§ **TASK STATEMENT**: From the listing, collect all lines containing the word "sewer".

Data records
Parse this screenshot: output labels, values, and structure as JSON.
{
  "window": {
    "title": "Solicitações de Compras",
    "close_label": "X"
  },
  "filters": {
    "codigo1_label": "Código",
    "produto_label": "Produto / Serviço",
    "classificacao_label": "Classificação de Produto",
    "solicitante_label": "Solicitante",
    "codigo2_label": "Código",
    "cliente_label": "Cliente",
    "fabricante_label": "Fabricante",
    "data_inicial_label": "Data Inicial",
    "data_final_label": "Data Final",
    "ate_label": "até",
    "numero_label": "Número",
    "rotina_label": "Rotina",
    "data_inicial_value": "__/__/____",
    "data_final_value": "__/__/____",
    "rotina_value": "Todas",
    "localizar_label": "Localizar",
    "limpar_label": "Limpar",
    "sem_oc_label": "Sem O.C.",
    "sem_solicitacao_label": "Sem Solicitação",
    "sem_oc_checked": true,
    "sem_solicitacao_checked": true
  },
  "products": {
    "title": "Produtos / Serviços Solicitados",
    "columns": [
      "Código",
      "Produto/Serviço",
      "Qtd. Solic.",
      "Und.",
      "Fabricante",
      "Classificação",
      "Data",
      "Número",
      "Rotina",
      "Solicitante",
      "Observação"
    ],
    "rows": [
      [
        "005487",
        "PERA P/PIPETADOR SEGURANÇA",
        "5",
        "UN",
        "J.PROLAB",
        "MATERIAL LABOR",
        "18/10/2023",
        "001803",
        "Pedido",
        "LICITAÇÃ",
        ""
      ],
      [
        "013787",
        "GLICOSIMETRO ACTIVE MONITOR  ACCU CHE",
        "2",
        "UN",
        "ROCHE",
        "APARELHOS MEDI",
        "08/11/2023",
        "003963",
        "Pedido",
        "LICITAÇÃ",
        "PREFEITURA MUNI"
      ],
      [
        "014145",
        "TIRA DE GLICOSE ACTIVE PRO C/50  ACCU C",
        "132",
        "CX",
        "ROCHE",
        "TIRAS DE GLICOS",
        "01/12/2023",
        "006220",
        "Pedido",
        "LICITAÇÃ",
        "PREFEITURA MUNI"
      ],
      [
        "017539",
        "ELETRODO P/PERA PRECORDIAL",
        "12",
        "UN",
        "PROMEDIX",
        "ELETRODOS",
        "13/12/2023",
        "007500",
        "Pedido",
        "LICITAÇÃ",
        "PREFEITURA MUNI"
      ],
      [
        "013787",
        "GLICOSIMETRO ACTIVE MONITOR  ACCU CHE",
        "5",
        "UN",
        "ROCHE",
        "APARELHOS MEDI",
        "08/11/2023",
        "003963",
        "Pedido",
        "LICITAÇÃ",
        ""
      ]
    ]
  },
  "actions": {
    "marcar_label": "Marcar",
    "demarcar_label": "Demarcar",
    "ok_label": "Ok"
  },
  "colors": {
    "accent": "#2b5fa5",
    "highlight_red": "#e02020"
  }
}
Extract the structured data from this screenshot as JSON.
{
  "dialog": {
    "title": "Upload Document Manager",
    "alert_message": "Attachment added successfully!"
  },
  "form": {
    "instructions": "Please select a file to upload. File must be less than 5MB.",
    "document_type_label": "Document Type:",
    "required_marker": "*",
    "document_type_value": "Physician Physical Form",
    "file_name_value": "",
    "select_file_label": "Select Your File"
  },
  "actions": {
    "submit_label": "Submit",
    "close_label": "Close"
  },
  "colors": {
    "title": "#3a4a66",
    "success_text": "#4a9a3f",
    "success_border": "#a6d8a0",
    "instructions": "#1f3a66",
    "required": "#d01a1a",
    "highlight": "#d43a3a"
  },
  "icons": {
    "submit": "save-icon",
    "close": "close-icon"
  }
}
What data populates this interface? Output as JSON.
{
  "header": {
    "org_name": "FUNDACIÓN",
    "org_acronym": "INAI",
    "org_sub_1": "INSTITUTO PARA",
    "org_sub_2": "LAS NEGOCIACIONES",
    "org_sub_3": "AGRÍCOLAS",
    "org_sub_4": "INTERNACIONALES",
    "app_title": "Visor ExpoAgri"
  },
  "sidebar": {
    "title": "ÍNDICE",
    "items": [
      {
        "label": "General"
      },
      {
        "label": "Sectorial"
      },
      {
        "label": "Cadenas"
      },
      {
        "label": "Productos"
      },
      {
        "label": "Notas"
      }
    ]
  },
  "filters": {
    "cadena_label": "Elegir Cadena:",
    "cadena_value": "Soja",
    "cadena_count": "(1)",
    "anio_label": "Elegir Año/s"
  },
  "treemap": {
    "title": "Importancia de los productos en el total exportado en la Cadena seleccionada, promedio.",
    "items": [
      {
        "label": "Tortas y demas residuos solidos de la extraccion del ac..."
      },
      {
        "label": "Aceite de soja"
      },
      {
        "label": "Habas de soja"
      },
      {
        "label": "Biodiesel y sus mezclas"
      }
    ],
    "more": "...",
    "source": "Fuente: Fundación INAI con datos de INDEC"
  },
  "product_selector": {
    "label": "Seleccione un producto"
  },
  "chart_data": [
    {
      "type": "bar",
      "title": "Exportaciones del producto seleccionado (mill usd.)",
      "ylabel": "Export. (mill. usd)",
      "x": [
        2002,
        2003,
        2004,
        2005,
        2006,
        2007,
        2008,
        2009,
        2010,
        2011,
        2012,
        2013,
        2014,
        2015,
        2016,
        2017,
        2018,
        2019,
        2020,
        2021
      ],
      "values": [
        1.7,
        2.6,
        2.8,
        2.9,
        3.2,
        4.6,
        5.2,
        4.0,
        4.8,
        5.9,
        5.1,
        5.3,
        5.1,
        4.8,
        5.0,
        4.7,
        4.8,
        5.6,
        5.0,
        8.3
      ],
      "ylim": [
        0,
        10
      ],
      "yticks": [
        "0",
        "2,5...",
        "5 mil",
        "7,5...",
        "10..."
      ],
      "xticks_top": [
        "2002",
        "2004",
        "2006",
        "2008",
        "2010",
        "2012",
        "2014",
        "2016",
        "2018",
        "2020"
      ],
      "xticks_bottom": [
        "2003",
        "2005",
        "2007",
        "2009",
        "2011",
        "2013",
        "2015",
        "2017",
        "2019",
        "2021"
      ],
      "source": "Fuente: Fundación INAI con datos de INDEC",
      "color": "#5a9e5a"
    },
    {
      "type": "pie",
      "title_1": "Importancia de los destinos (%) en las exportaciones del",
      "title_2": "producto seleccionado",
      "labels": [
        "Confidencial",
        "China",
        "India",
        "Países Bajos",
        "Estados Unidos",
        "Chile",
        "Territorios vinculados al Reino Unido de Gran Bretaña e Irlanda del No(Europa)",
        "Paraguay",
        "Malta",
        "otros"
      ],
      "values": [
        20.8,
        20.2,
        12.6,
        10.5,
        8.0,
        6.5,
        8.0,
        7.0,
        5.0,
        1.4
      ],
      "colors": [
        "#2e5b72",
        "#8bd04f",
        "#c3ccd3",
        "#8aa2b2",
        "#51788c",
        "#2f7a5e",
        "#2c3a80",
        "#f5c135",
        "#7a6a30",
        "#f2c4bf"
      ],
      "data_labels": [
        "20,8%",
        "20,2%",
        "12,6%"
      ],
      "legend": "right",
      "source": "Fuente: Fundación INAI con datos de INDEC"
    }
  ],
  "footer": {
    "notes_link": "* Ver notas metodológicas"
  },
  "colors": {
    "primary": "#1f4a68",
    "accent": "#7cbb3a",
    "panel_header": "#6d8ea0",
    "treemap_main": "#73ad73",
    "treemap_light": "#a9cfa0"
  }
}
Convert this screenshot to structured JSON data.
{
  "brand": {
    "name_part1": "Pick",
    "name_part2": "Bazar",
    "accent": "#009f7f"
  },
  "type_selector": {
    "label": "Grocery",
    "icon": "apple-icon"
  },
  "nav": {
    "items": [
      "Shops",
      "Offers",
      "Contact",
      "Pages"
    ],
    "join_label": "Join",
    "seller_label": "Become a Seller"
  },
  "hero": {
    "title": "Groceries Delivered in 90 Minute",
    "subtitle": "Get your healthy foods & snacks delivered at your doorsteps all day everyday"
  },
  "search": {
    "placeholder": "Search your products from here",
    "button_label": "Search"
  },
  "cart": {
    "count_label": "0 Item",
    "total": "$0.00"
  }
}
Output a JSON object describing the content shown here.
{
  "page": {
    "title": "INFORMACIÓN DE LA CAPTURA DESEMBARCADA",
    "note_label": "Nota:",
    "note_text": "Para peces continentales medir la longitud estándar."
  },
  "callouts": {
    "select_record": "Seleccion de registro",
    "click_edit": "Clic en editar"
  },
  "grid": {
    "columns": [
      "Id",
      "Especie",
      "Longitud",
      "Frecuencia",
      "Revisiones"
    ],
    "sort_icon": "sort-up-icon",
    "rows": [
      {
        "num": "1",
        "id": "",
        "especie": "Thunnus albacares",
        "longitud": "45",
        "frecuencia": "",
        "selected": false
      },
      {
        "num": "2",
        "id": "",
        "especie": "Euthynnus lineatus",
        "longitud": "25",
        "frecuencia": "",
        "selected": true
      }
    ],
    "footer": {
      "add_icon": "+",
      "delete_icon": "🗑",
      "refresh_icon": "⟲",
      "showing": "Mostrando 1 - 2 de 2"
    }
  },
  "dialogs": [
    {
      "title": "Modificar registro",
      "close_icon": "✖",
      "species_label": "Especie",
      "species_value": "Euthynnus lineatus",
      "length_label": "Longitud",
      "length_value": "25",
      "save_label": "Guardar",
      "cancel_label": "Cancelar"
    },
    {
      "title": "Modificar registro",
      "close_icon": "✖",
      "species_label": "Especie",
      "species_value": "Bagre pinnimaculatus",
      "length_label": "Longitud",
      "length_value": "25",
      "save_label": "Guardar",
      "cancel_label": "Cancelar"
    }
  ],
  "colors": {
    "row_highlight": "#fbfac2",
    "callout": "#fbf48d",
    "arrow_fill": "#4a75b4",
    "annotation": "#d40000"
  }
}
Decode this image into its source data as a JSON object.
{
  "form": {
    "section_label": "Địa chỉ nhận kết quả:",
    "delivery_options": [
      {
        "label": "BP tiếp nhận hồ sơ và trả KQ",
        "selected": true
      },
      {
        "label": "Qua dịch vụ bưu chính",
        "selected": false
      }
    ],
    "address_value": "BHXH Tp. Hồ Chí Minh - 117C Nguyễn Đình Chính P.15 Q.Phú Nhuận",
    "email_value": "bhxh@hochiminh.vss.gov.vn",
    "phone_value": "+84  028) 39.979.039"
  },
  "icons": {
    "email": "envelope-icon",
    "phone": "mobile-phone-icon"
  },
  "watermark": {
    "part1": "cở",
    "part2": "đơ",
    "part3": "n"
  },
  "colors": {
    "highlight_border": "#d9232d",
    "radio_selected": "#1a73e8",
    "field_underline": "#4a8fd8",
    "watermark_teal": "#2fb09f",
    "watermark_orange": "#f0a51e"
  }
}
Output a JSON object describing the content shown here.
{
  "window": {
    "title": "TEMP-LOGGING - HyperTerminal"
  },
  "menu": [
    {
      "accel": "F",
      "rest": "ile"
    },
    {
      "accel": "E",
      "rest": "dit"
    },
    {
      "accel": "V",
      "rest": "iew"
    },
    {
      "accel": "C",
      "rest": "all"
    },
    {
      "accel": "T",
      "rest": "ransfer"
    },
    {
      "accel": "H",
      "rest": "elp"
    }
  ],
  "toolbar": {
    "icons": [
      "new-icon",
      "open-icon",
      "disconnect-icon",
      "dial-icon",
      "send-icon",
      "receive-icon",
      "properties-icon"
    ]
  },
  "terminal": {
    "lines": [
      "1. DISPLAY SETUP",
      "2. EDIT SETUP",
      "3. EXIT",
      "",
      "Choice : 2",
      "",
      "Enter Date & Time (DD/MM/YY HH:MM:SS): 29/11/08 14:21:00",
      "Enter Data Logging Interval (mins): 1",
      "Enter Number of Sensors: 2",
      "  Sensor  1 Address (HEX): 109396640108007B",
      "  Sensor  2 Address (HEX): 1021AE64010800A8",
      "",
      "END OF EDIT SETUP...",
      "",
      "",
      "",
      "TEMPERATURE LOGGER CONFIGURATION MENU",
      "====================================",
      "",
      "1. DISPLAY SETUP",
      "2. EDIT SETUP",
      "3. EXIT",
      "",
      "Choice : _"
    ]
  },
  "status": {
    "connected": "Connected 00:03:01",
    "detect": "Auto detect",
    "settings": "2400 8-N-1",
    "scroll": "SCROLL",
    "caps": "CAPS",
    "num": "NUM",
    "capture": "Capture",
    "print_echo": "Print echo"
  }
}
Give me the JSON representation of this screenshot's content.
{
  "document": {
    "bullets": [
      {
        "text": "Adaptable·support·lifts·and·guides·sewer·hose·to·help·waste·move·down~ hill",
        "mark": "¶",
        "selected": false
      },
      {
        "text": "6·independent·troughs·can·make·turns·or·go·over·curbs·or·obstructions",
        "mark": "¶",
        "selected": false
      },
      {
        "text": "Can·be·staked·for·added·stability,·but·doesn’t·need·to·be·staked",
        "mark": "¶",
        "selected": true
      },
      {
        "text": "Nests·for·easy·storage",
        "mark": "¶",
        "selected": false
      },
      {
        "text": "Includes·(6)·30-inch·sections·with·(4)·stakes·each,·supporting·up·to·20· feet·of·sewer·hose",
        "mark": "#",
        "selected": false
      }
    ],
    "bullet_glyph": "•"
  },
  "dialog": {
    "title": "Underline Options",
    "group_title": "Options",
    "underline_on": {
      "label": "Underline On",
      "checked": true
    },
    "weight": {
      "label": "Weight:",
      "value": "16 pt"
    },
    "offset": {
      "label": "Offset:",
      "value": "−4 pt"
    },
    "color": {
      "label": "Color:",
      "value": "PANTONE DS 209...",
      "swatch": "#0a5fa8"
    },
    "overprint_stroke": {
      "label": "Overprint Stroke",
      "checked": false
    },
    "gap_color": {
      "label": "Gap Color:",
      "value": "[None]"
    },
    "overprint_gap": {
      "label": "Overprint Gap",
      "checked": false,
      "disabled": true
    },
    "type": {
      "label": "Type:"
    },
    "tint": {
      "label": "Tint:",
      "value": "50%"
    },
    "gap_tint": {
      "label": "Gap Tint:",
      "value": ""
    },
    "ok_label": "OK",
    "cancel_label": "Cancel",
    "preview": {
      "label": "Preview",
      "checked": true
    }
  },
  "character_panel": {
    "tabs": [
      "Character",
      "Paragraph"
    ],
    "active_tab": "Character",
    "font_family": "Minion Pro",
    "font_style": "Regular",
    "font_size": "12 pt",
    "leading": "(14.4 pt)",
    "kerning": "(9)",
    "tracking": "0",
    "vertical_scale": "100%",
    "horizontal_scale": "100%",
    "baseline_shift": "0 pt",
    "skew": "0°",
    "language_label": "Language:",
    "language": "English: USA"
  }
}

§ **REPLY TO THE EXERCISE**:
        "text": "Adaptable·support·lifts·and·guides·sewer·hose·to·help·waste·move·down~ hill",
        "text": "Includes·(6)·30-inch·sections·with·(4)·stakes·each,·supporting·up·to·20· feet·of·sewer·hose",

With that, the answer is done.